TASK STATEMENT: Seek out every line containing the word "this", and copy each.

EXTRACTED RECORDS:
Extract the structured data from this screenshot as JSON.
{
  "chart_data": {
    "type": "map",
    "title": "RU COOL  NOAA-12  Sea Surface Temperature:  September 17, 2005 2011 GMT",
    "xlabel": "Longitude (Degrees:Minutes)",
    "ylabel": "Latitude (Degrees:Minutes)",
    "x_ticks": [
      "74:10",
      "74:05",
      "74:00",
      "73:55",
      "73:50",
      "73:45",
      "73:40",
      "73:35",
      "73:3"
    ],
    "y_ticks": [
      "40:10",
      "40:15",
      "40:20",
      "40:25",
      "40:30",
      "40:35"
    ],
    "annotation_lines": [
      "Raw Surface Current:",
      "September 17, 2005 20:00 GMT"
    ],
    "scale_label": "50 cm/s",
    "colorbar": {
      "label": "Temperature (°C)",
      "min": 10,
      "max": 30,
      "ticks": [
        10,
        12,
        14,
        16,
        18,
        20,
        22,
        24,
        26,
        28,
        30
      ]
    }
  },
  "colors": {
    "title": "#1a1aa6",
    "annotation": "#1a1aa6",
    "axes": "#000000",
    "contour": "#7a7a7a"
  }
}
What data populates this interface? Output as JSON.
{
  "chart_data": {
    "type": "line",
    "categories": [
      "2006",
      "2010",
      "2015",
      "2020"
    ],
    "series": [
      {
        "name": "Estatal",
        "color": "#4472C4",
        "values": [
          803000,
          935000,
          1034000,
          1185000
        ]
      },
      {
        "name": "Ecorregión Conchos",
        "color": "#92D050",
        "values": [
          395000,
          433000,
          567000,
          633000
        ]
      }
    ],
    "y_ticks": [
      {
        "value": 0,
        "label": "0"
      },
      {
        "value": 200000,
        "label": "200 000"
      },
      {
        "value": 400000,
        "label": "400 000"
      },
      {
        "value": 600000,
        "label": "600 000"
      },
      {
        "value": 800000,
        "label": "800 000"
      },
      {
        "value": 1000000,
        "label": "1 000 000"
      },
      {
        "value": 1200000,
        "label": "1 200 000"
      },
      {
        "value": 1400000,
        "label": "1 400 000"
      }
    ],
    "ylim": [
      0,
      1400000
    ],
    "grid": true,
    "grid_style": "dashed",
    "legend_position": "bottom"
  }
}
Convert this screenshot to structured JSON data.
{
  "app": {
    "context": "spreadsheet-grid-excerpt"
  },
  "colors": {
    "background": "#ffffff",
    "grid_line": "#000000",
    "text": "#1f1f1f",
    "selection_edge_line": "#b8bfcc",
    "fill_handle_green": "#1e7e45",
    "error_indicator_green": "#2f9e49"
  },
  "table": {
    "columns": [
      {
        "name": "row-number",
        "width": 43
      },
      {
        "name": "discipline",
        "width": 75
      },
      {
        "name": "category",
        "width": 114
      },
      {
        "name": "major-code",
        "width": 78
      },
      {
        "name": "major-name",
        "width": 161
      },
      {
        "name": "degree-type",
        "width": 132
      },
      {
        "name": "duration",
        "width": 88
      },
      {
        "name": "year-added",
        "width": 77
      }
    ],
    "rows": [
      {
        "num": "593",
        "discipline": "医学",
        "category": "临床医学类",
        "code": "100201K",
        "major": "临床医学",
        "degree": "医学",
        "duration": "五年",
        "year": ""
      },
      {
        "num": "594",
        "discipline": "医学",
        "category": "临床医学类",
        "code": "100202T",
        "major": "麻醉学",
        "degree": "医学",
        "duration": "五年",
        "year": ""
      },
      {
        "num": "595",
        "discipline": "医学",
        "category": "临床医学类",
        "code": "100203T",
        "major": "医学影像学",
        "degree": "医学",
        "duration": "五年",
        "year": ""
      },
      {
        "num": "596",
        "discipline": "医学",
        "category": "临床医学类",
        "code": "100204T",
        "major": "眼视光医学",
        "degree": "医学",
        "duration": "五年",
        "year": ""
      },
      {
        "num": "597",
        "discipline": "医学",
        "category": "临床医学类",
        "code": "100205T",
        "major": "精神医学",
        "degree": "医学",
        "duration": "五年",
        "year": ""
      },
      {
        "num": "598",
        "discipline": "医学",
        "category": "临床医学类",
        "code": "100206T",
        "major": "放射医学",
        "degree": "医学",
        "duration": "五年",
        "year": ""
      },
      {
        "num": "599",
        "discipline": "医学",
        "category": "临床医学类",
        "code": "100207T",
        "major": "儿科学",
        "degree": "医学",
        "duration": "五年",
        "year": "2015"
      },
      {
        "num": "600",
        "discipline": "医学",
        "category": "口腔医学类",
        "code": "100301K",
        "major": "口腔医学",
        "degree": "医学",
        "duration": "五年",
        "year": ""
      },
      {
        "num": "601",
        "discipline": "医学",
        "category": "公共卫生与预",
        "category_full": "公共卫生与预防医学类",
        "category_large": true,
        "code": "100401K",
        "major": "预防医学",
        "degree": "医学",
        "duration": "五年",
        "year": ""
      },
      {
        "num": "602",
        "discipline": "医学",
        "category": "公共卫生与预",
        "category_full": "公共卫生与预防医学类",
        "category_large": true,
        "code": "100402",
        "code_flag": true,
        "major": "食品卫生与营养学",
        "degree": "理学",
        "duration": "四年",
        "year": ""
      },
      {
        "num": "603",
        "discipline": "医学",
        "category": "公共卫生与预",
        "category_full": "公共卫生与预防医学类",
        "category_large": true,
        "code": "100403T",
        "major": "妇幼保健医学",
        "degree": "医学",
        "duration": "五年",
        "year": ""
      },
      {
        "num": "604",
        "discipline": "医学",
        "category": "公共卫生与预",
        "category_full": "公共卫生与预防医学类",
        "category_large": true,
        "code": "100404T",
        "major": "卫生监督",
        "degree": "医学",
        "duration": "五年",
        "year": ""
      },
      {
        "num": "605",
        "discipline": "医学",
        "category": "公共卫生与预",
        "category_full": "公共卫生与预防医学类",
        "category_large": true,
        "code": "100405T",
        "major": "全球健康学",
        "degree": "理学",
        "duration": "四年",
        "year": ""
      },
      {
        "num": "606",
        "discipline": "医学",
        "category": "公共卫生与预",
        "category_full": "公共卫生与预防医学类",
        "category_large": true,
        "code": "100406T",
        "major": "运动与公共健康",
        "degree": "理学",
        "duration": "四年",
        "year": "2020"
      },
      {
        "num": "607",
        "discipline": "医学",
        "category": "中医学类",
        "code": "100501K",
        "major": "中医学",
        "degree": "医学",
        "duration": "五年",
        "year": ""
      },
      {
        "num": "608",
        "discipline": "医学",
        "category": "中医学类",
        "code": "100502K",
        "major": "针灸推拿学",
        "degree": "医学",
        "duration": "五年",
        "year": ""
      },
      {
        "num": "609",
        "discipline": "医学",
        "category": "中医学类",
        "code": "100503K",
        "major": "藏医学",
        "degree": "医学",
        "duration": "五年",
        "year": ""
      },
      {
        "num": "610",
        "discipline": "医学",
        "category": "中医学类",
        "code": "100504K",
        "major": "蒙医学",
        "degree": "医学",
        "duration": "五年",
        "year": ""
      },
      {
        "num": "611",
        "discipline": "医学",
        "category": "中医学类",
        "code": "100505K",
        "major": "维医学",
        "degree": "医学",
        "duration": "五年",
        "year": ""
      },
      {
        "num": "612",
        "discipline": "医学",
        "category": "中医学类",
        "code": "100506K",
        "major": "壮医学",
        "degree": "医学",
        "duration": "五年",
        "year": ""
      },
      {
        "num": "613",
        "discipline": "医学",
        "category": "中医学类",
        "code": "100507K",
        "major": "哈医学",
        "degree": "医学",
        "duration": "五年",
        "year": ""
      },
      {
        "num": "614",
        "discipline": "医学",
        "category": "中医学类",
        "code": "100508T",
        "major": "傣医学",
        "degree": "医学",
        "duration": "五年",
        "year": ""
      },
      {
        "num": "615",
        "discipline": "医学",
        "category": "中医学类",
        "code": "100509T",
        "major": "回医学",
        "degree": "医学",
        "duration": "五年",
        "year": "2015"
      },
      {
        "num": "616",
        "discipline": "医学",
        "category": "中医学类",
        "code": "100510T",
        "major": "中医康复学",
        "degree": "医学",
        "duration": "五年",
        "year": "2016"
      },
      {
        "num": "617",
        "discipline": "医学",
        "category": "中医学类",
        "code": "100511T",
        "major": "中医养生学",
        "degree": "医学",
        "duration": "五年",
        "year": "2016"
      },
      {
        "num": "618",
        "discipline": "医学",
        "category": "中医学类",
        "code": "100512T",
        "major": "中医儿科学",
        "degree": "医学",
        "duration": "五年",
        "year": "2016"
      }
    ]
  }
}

EXPECTED ANSWER:
Extract the structured data from this screenshot as JSON.
What data populates this interface? Output as JSON.
Convert this screenshot to structured JSON data.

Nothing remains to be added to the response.